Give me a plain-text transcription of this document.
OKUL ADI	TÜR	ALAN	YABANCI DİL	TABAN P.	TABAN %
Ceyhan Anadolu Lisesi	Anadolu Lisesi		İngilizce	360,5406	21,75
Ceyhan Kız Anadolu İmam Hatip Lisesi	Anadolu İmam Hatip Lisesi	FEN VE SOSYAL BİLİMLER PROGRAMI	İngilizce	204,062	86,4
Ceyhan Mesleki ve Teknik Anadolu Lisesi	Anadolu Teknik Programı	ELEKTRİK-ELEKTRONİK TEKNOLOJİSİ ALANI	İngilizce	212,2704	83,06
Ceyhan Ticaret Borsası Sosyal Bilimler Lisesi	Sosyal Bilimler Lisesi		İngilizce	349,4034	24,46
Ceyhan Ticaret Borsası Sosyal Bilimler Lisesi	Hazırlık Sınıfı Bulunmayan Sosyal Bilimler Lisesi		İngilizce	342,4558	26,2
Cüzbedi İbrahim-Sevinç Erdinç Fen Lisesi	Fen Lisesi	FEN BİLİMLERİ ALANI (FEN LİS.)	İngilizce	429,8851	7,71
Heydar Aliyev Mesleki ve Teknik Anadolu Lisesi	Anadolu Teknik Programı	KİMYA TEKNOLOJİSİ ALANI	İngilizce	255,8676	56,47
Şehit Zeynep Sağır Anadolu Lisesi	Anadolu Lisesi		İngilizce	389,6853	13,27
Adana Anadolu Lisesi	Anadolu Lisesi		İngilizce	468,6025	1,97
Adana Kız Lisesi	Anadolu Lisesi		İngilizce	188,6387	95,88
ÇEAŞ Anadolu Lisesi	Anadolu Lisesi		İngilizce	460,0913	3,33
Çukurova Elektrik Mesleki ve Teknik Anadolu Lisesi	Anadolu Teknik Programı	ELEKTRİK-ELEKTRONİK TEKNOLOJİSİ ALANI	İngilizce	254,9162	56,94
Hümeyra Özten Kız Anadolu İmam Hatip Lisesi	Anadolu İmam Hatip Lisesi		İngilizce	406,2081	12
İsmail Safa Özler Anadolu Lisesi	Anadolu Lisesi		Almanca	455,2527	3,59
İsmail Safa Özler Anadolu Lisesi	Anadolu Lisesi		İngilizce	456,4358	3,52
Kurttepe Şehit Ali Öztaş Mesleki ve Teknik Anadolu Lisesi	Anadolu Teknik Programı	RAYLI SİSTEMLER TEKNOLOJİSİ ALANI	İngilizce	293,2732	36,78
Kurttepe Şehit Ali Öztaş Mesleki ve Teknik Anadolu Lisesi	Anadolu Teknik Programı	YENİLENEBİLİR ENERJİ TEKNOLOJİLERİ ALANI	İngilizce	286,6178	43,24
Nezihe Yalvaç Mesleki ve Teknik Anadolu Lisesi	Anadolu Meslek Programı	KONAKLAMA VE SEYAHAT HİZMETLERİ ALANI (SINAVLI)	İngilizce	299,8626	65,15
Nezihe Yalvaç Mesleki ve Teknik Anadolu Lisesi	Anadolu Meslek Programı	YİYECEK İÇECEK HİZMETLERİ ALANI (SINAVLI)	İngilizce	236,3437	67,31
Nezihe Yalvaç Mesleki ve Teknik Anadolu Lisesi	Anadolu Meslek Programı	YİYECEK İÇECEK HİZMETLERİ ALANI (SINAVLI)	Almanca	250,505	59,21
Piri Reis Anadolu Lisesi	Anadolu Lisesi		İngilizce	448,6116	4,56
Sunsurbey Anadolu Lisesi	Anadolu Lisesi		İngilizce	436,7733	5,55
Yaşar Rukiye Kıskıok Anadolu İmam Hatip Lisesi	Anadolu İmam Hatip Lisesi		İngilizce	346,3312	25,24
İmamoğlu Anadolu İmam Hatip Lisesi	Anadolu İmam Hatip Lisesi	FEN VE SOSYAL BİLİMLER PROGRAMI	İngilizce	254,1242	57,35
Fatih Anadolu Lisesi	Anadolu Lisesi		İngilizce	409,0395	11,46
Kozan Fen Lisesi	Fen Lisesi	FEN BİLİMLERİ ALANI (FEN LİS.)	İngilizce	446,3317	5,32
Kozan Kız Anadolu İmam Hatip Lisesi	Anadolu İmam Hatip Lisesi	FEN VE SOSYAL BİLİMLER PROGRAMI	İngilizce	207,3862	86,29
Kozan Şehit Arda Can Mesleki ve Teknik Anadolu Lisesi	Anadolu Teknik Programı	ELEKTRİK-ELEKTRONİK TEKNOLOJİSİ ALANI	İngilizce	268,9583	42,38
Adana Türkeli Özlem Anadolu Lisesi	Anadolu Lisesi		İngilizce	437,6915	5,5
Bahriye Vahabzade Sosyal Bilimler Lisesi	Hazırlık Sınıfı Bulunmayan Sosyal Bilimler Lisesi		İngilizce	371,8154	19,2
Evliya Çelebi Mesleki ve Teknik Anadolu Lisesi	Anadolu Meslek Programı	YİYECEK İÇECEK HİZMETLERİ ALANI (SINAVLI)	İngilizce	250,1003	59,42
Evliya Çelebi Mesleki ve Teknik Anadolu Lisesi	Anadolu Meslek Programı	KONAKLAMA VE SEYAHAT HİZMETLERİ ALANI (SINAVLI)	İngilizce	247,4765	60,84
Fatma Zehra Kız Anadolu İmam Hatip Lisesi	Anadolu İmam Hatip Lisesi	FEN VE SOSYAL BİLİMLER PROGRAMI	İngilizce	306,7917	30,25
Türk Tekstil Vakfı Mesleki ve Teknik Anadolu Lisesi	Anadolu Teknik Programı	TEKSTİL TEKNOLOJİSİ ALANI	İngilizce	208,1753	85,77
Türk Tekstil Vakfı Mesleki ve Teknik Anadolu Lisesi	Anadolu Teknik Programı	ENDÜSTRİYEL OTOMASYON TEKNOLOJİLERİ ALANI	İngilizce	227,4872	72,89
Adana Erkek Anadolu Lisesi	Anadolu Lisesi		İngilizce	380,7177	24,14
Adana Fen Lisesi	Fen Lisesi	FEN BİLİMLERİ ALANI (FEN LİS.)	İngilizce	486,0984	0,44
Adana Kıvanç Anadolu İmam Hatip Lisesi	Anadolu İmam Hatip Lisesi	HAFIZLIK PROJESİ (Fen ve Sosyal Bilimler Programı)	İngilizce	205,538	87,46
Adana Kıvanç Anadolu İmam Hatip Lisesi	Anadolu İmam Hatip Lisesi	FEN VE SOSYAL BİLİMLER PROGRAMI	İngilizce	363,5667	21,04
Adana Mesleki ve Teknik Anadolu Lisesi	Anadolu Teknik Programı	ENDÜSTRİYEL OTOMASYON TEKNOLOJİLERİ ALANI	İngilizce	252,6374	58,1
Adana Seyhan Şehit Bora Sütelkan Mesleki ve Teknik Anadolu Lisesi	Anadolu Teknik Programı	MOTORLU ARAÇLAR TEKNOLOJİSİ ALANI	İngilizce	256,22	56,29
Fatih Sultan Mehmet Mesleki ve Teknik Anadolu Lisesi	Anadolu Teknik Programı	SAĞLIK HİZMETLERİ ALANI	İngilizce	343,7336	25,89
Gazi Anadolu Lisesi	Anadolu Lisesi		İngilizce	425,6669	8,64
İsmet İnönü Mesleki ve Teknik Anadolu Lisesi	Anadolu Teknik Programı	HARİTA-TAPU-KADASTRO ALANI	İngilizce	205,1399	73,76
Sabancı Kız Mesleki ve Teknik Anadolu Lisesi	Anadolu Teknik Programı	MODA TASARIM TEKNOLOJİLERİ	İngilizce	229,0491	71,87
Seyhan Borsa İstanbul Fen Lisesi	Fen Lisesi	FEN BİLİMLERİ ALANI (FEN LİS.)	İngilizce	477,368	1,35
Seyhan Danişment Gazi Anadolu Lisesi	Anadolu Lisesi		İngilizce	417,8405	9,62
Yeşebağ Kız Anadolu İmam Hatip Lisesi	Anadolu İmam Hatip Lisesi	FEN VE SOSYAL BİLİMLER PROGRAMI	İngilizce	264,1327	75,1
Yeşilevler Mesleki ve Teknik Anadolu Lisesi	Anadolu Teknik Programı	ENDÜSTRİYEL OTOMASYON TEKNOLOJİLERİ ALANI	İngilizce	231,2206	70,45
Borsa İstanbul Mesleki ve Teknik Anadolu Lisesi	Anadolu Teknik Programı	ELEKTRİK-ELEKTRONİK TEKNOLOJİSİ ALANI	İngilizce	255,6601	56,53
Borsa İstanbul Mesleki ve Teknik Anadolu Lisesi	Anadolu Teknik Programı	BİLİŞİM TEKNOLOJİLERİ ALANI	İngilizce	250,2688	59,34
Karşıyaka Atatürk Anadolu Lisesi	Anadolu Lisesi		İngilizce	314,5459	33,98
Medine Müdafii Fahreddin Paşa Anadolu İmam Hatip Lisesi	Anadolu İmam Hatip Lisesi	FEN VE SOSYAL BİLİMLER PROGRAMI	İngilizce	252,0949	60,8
---
All lines above with "İsmail" in them should be returned.

İsmail Safa Özler Anadolu Lisesi	Anadolu Lisesi		Almanca	455,2527	3,59
İsmail Safa Özler Anadolu Lisesi	Anadolu Lisesi		İngilizce	456,4358	3,52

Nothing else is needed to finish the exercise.